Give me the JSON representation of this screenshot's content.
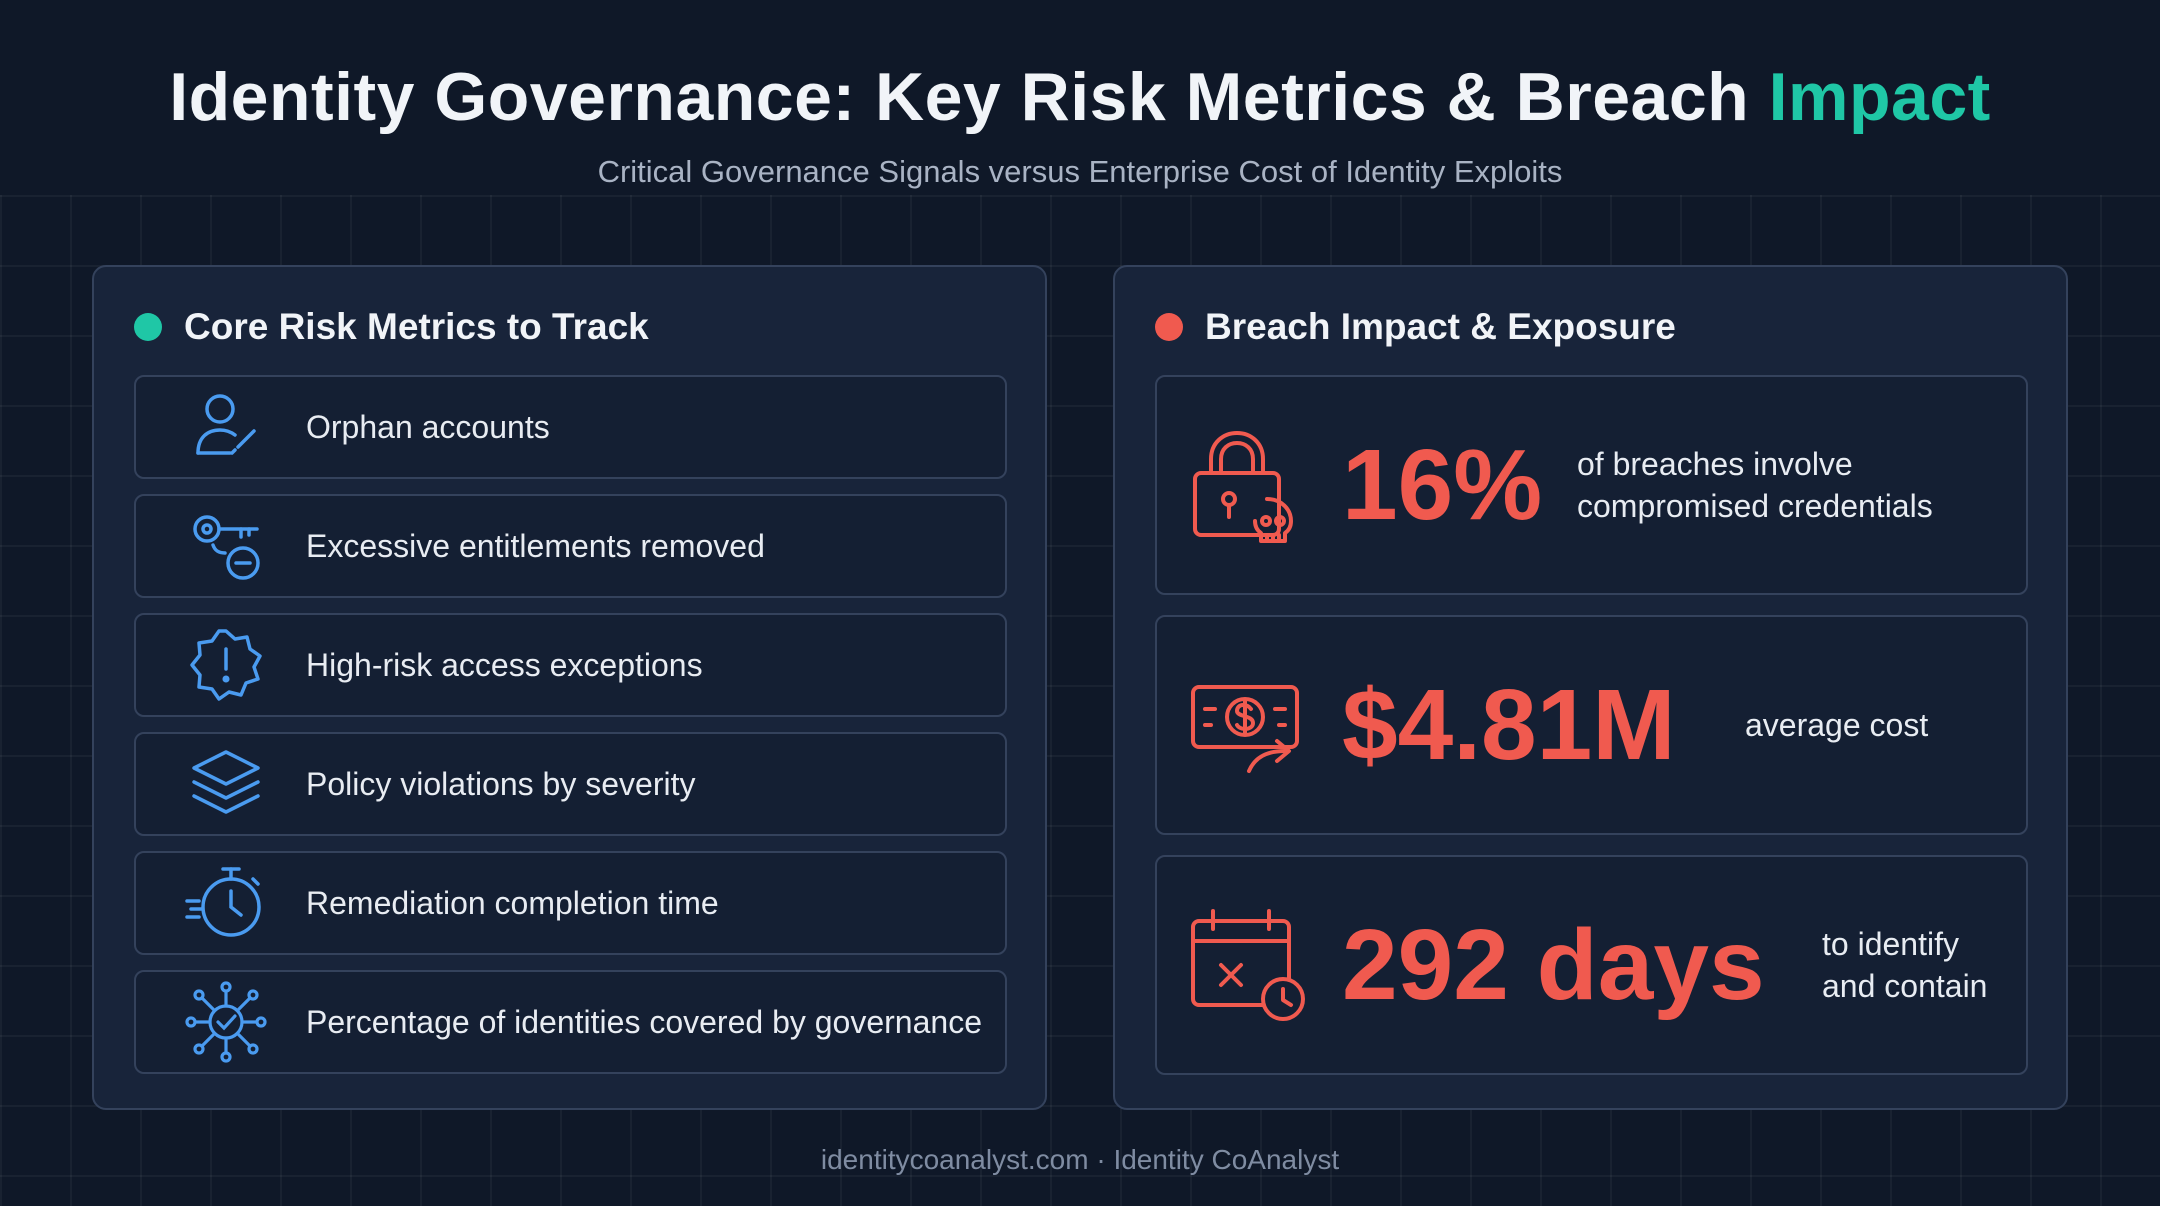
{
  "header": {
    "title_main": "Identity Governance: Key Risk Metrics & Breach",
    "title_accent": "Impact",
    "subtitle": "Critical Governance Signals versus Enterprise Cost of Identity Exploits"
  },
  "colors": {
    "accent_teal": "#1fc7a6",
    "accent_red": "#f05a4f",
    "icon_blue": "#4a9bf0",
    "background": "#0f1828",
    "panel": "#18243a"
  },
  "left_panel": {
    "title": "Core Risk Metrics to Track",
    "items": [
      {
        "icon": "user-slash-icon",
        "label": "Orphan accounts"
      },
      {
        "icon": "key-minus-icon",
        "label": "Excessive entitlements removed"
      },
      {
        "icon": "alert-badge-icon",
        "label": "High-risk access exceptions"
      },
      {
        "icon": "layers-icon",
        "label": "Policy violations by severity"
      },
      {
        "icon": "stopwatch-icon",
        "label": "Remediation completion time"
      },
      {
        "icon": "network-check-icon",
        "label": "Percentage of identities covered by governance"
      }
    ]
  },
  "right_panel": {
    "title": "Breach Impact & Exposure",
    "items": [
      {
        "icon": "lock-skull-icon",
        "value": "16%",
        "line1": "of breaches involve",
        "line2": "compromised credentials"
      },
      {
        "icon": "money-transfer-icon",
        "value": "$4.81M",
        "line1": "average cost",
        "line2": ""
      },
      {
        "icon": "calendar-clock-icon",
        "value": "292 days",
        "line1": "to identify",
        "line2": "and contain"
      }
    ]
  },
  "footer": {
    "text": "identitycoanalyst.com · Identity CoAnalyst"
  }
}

○ ○ ○ ○ ○

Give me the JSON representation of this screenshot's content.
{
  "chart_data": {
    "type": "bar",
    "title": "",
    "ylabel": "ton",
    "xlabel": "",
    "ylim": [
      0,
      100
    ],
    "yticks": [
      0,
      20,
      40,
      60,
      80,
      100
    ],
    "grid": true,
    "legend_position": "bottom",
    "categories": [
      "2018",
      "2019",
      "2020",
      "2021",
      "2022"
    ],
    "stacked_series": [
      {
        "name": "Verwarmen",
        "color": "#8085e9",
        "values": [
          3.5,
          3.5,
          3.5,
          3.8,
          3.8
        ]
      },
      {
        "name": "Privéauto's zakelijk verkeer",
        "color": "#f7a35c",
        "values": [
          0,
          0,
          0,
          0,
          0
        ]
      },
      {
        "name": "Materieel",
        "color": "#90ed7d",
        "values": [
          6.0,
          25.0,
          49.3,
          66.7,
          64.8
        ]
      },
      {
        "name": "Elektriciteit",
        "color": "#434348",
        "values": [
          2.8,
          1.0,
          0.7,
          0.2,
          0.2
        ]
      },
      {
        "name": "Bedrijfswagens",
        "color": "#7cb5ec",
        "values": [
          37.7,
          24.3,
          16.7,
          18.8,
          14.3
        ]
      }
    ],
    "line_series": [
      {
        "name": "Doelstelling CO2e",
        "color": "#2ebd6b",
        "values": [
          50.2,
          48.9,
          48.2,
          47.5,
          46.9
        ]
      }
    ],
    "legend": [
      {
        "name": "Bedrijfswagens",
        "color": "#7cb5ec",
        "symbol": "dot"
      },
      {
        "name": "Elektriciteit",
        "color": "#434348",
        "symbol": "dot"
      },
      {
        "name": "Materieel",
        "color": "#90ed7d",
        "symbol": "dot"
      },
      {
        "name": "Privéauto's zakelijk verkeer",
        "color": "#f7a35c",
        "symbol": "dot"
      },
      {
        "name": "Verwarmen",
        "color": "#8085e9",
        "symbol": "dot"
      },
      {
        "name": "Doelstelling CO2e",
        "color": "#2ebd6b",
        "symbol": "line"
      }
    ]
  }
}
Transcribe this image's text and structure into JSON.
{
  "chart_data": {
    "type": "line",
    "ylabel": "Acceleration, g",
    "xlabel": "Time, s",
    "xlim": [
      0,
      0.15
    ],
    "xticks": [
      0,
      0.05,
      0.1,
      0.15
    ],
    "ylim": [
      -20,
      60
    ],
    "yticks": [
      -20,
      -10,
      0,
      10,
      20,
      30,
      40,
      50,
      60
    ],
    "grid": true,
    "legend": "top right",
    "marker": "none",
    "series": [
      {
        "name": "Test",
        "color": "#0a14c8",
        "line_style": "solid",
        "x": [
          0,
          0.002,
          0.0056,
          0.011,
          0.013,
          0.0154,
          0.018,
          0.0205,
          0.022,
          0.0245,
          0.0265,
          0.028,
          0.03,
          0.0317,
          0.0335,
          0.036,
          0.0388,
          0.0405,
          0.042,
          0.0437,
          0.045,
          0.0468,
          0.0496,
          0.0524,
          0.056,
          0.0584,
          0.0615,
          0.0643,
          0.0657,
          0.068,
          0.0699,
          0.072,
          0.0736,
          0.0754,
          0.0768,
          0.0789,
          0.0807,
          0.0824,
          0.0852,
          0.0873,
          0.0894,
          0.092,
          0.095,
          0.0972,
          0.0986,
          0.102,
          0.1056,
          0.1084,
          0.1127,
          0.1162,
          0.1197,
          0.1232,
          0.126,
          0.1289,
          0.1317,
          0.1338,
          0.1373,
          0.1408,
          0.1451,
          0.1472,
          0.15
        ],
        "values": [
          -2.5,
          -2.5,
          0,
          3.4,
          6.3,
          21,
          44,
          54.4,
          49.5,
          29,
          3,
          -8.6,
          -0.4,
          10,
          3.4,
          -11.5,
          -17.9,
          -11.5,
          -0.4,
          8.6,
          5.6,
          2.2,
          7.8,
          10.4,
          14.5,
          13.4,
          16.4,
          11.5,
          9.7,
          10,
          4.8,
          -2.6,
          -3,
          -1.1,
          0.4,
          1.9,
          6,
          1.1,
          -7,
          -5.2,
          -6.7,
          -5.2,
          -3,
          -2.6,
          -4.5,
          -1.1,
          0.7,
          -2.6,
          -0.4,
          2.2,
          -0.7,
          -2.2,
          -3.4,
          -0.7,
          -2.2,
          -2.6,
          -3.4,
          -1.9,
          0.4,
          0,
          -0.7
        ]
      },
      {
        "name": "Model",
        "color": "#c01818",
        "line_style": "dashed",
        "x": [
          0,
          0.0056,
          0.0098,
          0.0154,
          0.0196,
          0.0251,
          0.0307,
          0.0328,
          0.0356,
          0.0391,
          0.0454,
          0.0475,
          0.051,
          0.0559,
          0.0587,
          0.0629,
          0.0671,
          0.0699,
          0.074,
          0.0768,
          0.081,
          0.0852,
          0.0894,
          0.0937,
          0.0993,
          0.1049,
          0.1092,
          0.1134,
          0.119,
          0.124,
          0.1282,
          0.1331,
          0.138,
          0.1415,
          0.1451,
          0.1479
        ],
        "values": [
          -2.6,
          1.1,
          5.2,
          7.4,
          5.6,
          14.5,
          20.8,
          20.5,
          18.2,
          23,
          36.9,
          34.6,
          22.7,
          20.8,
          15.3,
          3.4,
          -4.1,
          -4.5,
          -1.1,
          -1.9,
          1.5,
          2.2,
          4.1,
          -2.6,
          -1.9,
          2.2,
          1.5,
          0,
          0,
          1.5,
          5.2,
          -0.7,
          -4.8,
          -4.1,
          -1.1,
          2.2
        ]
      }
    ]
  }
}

○ ○ ○ ○ ○

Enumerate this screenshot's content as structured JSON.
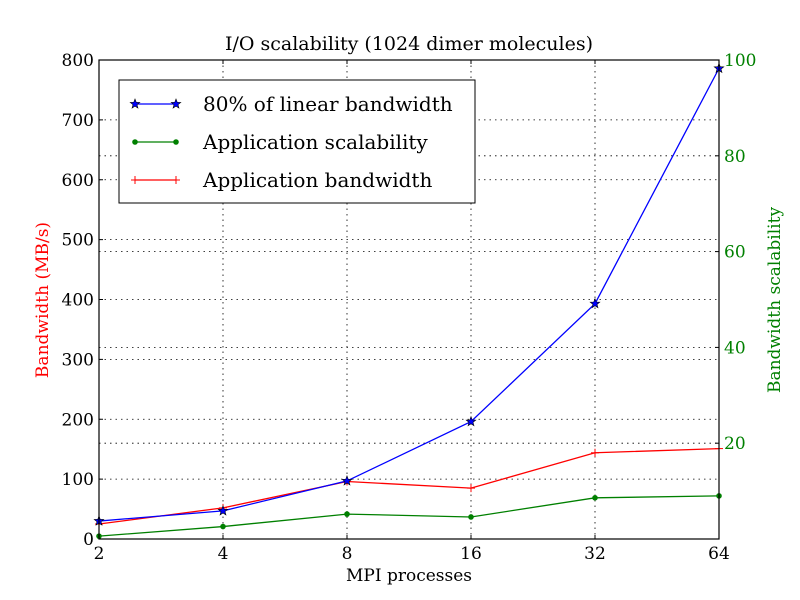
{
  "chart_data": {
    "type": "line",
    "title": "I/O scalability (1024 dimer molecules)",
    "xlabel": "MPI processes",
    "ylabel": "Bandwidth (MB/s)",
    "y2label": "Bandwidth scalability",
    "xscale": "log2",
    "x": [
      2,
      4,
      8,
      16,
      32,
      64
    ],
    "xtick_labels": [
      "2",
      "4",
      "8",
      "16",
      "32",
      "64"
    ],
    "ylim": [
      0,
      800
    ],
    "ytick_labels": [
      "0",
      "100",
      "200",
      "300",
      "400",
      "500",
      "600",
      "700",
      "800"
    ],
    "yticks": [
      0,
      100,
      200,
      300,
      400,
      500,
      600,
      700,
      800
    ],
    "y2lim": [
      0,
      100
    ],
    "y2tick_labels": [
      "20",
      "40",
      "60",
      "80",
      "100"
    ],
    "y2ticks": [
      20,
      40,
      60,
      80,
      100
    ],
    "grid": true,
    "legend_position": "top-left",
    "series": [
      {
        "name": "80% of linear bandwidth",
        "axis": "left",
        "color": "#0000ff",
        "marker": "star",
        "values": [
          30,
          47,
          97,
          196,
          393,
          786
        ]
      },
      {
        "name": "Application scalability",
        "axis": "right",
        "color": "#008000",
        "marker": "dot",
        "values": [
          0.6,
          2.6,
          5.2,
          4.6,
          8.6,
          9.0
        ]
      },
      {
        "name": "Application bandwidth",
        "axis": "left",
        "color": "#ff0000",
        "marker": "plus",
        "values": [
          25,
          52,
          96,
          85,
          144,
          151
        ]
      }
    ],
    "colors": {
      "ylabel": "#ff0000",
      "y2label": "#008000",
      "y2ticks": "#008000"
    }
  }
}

○ ○ ○ ○ ○

EXERCISE DETAILS - Copy out every line with the word "Impact".

SOLUTION TO THE EXERCISE -
    "title_accent": "Impact",
    "title": "Breach Impact & Exposure",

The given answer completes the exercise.